Structured figure records:
════════════════════
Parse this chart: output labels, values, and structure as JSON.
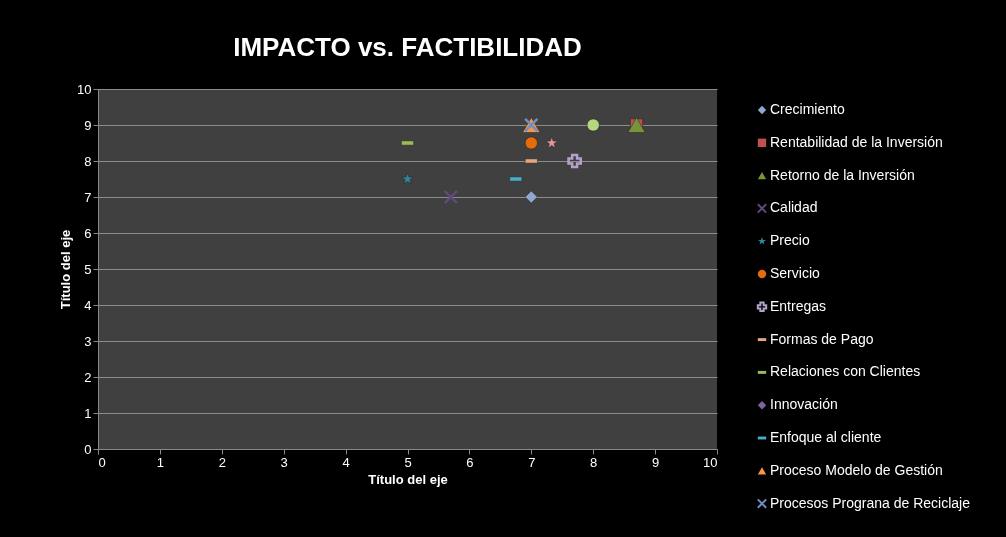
{
  "chart_data": {
    "type": "scatter",
    "title": "IMPACTO vs.  FACTIBILIDAD",
    "xlabel": "Título del eje",
    "ylabel": "Título del eje",
    "xlim": [
      0,
      10
    ],
    "ylim": [
      0,
      10
    ],
    "xticks": [
      0,
      1,
      2,
      3,
      4,
      5,
      6,
      7,
      8,
      9,
      10
    ],
    "yticks": [
      0,
      1,
      2,
      3,
      4,
      5,
      6,
      7,
      8,
      9,
      10
    ],
    "grid": "y",
    "legend": "right",
    "series": [
      {
        "name": "Crecimiento",
        "color": "#8fa8d0",
        "marker": "diamond",
        "x": [
          7
        ],
        "values": [
          7
        ]
      },
      {
        "name": "Rentabilidad de la Inversión",
        "color": "#c0504d",
        "marker": "square",
        "x": [
          8.7
        ],
        "values": [
          9
        ]
      },
      {
        "name": "Retorno de la Inversión",
        "color": "#77933c",
        "marker": "triangle",
        "x": [
          8.7
        ],
        "values": [
          9
        ]
      },
      {
        "name": "Calidad",
        "color": "#604a7b",
        "marker": "x",
        "x": [
          5.7
        ],
        "values": [
          7
        ]
      },
      {
        "name": "Precio",
        "color": "#31859c",
        "marker": "star",
        "x": [
          5
        ],
        "values": [
          7.5
        ]
      },
      {
        "name": "Servicio",
        "color": "#e46c0a",
        "marker": "circle",
        "x": [
          7
        ],
        "values": [
          8.5
        ]
      },
      {
        "name": "Entregas",
        "color": "#b3a2c7",
        "marker": "cross",
        "x": [
          7.7
        ],
        "values": [
          8
        ]
      },
      {
        "name": "Formas de Pago",
        "color": "#e6a57a",
        "x": [
          7
        ],
        "values": [
          8
        ]
      },
      {
        "name": "Relaciones con Clientes",
        "color": "#9bbb59",
        "x": [
          5
        ],
        "values": [
          8.5
        ]
      },
      {
        "name": "Innovación",
        "color": "#8064a2",
        "marker": "diamond",
        "values": [
          null
        ]
      },
      {
        "name": "Enfoque al cliente",
        "color": "#4bacc6",
        "x": [
          6.75
        ],
        "values": [
          7.5
        ]
      },
      {
        "name": "Proceso Modelo de Gestión",
        "color": "#f79646",
        "marker": "triangle",
        "x": [
          7
        ],
        "values": [
          9
        ]
      },
      {
        "name": "Procesos Prograna de Reciclaje",
        "color": "#6f8fc4",
        "marker": "x",
        "x": [
          7
        ],
        "values": [
          9
        ]
      },
      {
        "color": "#b5d77d",
        "marker": "circle",
        "x": [
          8
        ],
        "values": [
          9
        ]
      },
      {
        "color": "#e6959a",
        "marker": "star",
        "x": [
          7.33
        ],
        "values": [
          8.5
        ]
      }
    ]
  }
}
════════════════════
TASK - Identify every line holding the word "Título" and copy it out.

ANSWER IN FULL -
    "xlabel": "Título del eje",
    "ylabel": "Título del eje",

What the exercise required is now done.